**Data section:**
● ● ● ● ● ● ●

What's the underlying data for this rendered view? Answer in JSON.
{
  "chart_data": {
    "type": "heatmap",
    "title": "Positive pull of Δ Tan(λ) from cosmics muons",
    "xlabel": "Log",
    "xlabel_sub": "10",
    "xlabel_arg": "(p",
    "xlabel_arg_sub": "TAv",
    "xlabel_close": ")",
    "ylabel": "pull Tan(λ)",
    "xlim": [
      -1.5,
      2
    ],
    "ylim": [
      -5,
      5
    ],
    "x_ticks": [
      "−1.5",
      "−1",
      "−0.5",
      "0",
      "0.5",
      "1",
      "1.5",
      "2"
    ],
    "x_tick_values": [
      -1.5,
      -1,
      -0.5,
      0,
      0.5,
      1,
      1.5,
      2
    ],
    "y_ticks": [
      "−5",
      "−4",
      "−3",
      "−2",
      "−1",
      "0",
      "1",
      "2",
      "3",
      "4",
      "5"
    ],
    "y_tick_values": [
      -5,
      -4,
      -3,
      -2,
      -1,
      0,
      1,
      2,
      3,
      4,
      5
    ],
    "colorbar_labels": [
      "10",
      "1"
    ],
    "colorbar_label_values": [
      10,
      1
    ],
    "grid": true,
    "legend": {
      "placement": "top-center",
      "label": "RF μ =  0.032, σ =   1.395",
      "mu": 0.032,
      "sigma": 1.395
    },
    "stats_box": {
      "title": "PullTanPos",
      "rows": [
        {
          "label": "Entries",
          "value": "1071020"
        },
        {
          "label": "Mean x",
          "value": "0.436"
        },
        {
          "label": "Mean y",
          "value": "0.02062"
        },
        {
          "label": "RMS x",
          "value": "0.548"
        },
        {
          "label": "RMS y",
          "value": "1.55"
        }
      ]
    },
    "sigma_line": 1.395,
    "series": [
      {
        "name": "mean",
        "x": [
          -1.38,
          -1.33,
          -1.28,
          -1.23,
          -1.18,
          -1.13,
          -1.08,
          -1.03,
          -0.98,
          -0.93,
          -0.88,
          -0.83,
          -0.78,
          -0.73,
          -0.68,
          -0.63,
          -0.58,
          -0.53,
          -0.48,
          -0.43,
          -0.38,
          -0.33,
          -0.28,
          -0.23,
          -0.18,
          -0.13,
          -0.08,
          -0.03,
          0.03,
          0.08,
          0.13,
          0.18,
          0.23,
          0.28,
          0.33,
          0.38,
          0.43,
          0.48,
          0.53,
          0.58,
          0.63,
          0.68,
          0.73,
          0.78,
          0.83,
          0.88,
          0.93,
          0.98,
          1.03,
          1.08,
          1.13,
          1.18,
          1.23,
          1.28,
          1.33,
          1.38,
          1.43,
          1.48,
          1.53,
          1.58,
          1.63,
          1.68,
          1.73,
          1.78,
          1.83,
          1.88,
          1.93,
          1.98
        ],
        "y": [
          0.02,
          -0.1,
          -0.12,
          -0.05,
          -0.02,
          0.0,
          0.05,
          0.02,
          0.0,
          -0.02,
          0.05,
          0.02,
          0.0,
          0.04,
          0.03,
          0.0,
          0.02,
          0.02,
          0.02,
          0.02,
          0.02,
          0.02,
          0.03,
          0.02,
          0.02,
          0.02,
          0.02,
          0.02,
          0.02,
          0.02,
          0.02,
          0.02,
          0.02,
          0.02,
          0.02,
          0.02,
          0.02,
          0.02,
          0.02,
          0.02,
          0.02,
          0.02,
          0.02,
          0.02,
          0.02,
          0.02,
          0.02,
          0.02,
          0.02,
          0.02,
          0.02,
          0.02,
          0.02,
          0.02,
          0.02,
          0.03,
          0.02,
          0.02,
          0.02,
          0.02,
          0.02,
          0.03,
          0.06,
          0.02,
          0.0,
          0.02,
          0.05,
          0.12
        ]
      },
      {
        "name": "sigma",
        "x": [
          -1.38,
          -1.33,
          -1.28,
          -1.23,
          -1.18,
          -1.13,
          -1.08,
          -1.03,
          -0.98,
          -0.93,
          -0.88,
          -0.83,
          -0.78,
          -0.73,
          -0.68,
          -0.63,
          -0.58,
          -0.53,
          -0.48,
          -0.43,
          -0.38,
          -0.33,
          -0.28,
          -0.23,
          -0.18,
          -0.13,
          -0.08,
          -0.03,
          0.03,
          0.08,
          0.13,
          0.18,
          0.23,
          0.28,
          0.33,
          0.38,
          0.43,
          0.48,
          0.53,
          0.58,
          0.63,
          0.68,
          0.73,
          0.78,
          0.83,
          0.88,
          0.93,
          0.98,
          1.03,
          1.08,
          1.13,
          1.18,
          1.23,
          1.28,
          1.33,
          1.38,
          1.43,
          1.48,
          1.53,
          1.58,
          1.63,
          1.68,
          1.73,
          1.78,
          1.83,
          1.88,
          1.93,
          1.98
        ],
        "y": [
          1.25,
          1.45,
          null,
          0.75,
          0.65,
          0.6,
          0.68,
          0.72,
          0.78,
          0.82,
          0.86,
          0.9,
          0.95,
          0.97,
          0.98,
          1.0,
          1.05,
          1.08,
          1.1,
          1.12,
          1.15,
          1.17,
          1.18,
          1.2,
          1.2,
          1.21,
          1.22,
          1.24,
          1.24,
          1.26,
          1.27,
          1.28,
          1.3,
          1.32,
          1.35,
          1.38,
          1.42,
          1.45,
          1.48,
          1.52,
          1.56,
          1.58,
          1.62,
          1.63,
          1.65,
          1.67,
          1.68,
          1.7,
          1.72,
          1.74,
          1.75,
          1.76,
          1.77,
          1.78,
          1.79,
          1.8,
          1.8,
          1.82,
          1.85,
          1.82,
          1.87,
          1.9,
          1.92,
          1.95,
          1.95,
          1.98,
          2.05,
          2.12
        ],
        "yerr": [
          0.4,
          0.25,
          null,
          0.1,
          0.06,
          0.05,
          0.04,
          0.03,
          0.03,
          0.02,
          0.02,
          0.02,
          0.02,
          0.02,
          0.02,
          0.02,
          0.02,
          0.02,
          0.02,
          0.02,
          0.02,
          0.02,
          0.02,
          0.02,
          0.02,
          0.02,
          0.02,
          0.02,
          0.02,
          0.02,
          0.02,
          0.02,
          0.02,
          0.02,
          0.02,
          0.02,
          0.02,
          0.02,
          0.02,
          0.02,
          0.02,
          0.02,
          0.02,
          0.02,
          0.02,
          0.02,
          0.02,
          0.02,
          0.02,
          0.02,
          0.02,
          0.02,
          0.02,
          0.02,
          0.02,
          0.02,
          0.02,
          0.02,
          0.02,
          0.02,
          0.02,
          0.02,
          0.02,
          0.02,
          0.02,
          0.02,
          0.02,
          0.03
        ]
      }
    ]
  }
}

● ● ● ● ● ● ●

**Objective:**
Make an exact copy of the data above.

**Exercise response:**
What's the underlying data for this rendered view? Answer in JSON.
{
  "chart_data": {
    "type": "heatmap",
    "title": "Positive pull of Δ Tan(λ) from cosmics muons",
    "xlabel": "Log",
    "xlabel_sub": "10",
    "xlabel_arg": "(p",
    "xlabel_arg_sub": "TAv",
    "xlabel_close": ")",
    "ylabel": "pull Tan(λ)",
    "xlim": [
      -1.5,
      2
    ],
    "ylim": [
      -5,
      5
    ],
    "x_ticks": [
      "−1.5",
      "−1",
      "−0.5",
      "0",
      "0.5",
      "1",
      "1.5",
      "2"
    ],
    "x_tick_values": [
      -1.5,
      -1,
      -0.5,
      0,
      0.5,
      1,
      1.5,
      2
    ],
    "y_ticks": [
      "−5",
      "−4",
      "−3",
      "−2",
      "−1",
      "0",
      "1",
      "2",
      "3",
      "4",
      "5"
    ],
    "y_tick_values": [
      -5,
      -4,
      -3,
      -2,
      -1,
      0,
      1,
      2,
      3,
      4,
      5
    ],
    "colorbar_labels": [
      "10",
      "1"
    ],
    "colorbar_label_values": [
      10,
      1
    ],
    "grid": true,
    "legend": {
      "placement": "top-center",
      "label": "RF μ =  0.032, σ =   1.395",
      "mu": 0.032,
      "sigma": 1.395
    },
    "stats_box": {
      "title": "PullTanPos",
      "rows": [
        {
          "label": "Entries",
          "value": "1071020"
        },
        {
          "label": "Mean x",
          "value": "0.436"
        },
        {
          "label": "Mean y",
          "value": "0.02062"
        },
        {
          "label": "RMS x",
          "value": "0.548"
        },
        {
          "label": "RMS y",
          "value": "1.55"
        }
      ]
    },
    "sigma_line": 1.395,
    "series": [
      {
        "name": "mean",
        "x": [
          -1.38,
          -1.33,
          -1.28,
          -1.23,
          -1.18,
          -1.13,
          -1.08,
          -1.03,
          -0.98,
          -0.93,
          -0.88,
          -0.83,
          -0.78,
          -0.73,
          -0.68,
          -0.63,
          -0.58,
          -0.53,
          -0.48,
          -0.43,
          -0.38,
          -0.33,
          -0.28,
          -0.23,
          -0.18,
          -0.13,
          -0.08,
          -0.03,
          0.03,
          0.08,
          0.13,
          0.18,
          0.23,
          0.28,
          0.33,
          0.38,
          0.43,
          0.48,
          0.53,
          0.58,
          0.63,
          0.68,
          0.73,
          0.78,
          0.83,
          0.88,
          0.93,
          0.98,
          1.03,
          1.08,
          1.13,
          1.18,
          1.23,
          1.28,
          1.33,
          1.38,
          1.43,
          1.48,
          1.53,
          1.58,
          1.63,
          1.68,
          1.73,
          1.78,
          1.83,
          1.88,
          1.93,
          1.98
        ],
        "y": [
          0.02,
          -0.1,
          -0.12,
          -0.05,
          -0.02,
          0.0,
          0.05,
          0.02,
          0.0,
          -0.02,
          0.05,
          0.02,
          0.0,
          0.04,
          0.03,
          0.0,
          0.02,
          0.02,
          0.02,
          0.02,
          0.02,
          0.02,
          0.03,
          0.02,
          0.02,
          0.02,
          0.02,
          0.02,
          0.02,
          0.02,
          0.02,
          0.02,
          0.02,
          0.02,
          0.02,
          0.02,
          0.02,
          0.02,
          0.02,
          0.02,
          0.02,
          0.02,
          0.02,
          0.02,
          0.02,
          0.02,
          0.02,
          0.02,
          0.02,
          0.02,
          0.02,
          0.02,
          0.02,
          0.02,
          0.02,
          0.03,
          0.02,
          0.02,
          0.02,
          0.02,
          0.02,
          0.03,
          0.06,
          0.02,
          0.0,
          0.02,
          0.05,
          0.12
        ]
      },
      {
        "name": "sigma",
        "x": [
          -1.38,
          -1.33,
          -1.28,
          -1.23,
          -1.18,
          -1.13,
          -1.08,
          -1.03,
          -0.98,
          -0.93,
          -0.88,
          -0.83,
          -0.78,
          -0.73,
          -0.68,
          -0.63,
          -0.58,
          -0.53,
          -0.48,
          -0.43,
          -0.38,
          -0.33,
          -0.28,
          -0.23,
          -0.18,
          -0.13,
          -0.08,
          -0.03,
          0.03,
          0.08,
          0.13,
          0.18,
          0.23,
          0.28,
          0.33,
          0.38,
          0.43,
          0.48,
          0.53,
          0.58,
          0.63,
          0.68,
          0.73,
          0.78,
          0.83,
          0.88,
          0.93,
          0.98,
          1.03,
          1.08,
          1.13,
          1.18,
          1.23,
          1.28,
          1.33,
          1.38,
          1.43,
          1.48,
          1.53,
          1.58,
          1.63,
          1.68,
          1.73,
          1.78,
          1.83,
          1.88,
          1.93,
          1.98
        ],
        "y": [
          1.25,
          1.45,
          null,
          0.75,
          0.65,
          0.6,
          0.68,
          0.72,
          0.78,
          0.82,
          0.86,
          0.9,
          0.95,
          0.97,
          0.98,
          1.0,
          1.05,
          1.08,
          1.1,
          1.12,
          1.15,
          1.17,
          1.18,
          1.2,
          1.2,
          1.21,
          1.22,
          1.24,
          1.24,
          1.26,
          1.27,
          1.28,
          1.3,
          1.32,
          1.35,
          1.38,
          1.42,
          1.45,
          1.48,
          1.52,
          1.56,
          1.58,
          1.62,
          1.63,
          1.65,
          1.67,
          1.68,
          1.7,
          1.72,
          1.74,
          1.75,
          1.76,
          1.77,
          1.78,
          1.79,
          1.8,
          1.8,
          1.82,
          1.85,
          1.82,
          1.87,
          1.9,
          1.92,
          1.95,
          1.95,
          1.98,
          2.05,
          2.12
        ],
        "yerr": [
          0.4,
          0.25,
          null,
          0.1,
          0.06,
          0.05,
          0.04,
          0.03,
          0.03,
          0.02,
          0.02,
          0.02,
          0.02,
          0.02,
          0.02,
          0.02,
          0.02,
          0.02,
          0.02,
          0.02,
          0.02,
          0.02,
          0.02,
          0.02,
          0.02,
          0.02,
          0.02,
          0.02,
          0.02,
          0.02,
          0.02,
          0.02,
          0.02,
          0.02,
          0.02,
          0.02,
          0.02,
          0.02,
          0.02,
          0.02,
          0.02,
          0.02,
          0.02,
          0.02,
          0.02,
          0.02,
          0.02,
          0.02,
          0.02,
          0.02,
          0.02,
          0.02,
          0.02,
          0.02,
          0.02,
          0.02,
          0.02,
          0.02,
          0.02,
          0.02,
          0.02,
          0.02,
          0.02,
          0.02,
          0.02,
          0.02,
          0.02,
          0.03
        ]
      }
    ]
  }
}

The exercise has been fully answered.